──────── DATA LISTING

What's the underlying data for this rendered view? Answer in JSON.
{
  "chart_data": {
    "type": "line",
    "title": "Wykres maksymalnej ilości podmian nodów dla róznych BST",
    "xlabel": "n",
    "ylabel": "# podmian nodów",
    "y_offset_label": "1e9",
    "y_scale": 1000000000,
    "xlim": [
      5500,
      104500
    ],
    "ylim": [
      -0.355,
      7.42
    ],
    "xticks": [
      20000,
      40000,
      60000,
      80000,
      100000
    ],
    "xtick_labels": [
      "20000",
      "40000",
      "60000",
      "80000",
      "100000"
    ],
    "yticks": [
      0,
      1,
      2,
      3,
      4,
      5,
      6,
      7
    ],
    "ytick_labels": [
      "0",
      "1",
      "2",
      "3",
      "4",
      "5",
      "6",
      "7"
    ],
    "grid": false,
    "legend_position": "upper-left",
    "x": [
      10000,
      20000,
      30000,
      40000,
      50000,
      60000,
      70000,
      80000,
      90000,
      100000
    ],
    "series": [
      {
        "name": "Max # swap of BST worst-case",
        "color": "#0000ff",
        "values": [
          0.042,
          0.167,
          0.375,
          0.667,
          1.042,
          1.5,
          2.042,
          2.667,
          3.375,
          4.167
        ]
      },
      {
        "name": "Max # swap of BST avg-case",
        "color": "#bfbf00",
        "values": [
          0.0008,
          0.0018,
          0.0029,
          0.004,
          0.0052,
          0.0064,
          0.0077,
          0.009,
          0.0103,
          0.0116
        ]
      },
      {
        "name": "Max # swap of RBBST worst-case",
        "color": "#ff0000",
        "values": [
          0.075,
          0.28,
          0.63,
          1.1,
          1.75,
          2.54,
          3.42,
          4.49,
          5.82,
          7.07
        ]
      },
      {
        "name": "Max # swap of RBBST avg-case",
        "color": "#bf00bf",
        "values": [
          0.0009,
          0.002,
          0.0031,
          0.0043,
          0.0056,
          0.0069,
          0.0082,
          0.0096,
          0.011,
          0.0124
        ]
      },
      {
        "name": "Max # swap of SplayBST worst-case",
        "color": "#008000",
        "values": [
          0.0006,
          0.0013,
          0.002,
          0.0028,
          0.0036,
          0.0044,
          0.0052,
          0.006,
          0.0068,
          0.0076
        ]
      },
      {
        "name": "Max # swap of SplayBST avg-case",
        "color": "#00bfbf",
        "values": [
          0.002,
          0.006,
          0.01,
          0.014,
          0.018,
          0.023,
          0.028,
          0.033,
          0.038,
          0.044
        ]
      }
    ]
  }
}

────────────────

» **WRITTEN INSTRUCTION**
Take the data above and return it exactly.

» **REPLY**
What's the underlying data for this rendered view? Answer in JSON.
{
  "chart_data": {
    "type": "line",
    "title": "Wykres maksymalnej ilości podmian nodów dla róznych BST",
    "xlabel": "n",
    "ylabel": "# podmian nodów",
    "y_offset_label": "1e9",
    "y_scale": 1000000000,
    "xlim": [
      5500,
      104500
    ],
    "ylim": [
      -0.355,
      7.42
    ],
    "xticks": [
      20000,
      40000,
      60000,
      80000,
      100000
    ],
    "xtick_labels": [
      "20000",
      "40000",
      "60000",
      "80000",
      "100000"
    ],
    "yticks": [
      0,
      1,
      2,
      3,
      4,
      5,
      6,
      7
    ],
    "ytick_labels": [
      "0",
      "1",
      "2",
      "3",
      "4",
      "5",
      "6",
      "7"
    ],
    "grid": false,
    "legend_position": "upper-left",
    "x": [
      10000,
      20000,
      30000,
      40000,
      50000,
      60000,
      70000,
      80000,
      90000,
      100000
    ],
    "series": [
      {
        "name": "Max # swap of BST worst-case",
        "color": "#0000ff",
        "values": [
          0.042,
          0.167,
          0.375,
          0.667,
          1.042,
          1.5,
          2.042,
          2.667,
          3.375,
          4.167
        ]
      },
      {
        "name": "Max # swap of BST avg-case",
        "color": "#bfbf00",
        "values": [
          0.0008,
          0.0018,
          0.0029,
          0.004,
          0.0052,
          0.0064,
          0.0077,
          0.009,
          0.0103,
          0.0116
        ]
      },
      {
        "name": "Max # swap of RBBST worst-case",
        "color": "#ff0000",
        "values": [
          0.075,
          0.28,
          0.63,
          1.1,
          1.75,
          2.54,
          3.42,
          4.49,
          5.82,
          7.07
        ]
      },
      {
        "name": "Max # swap of RBBST avg-case",
        "color": "#bf00bf",
        "values": [
          0.0009,
          0.002,
          0.0031,
          0.0043,
          0.0056,
          0.0069,
          0.0082,
          0.0096,
          0.011,
          0.0124
        ]
      },
      {
        "name": "Max # swap of SplayBST worst-case",
        "color": "#008000",
        "values": [
          0.0006,
          0.0013,
          0.002,
          0.0028,
          0.0036,
          0.0044,
          0.0052,
          0.006,
          0.0068,
          0.0076
        ]
      },
      {
        "name": "Max # swap of SplayBST avg-case",
        "color": "#00bfbf",
        "values": [
          0.002,
          0.006,
          0.01,
          0.014,
          0.018,
          0.023,
          0.028,
          0.033,
          0.038,
          0.044
        ]
      }
    ]
  }
}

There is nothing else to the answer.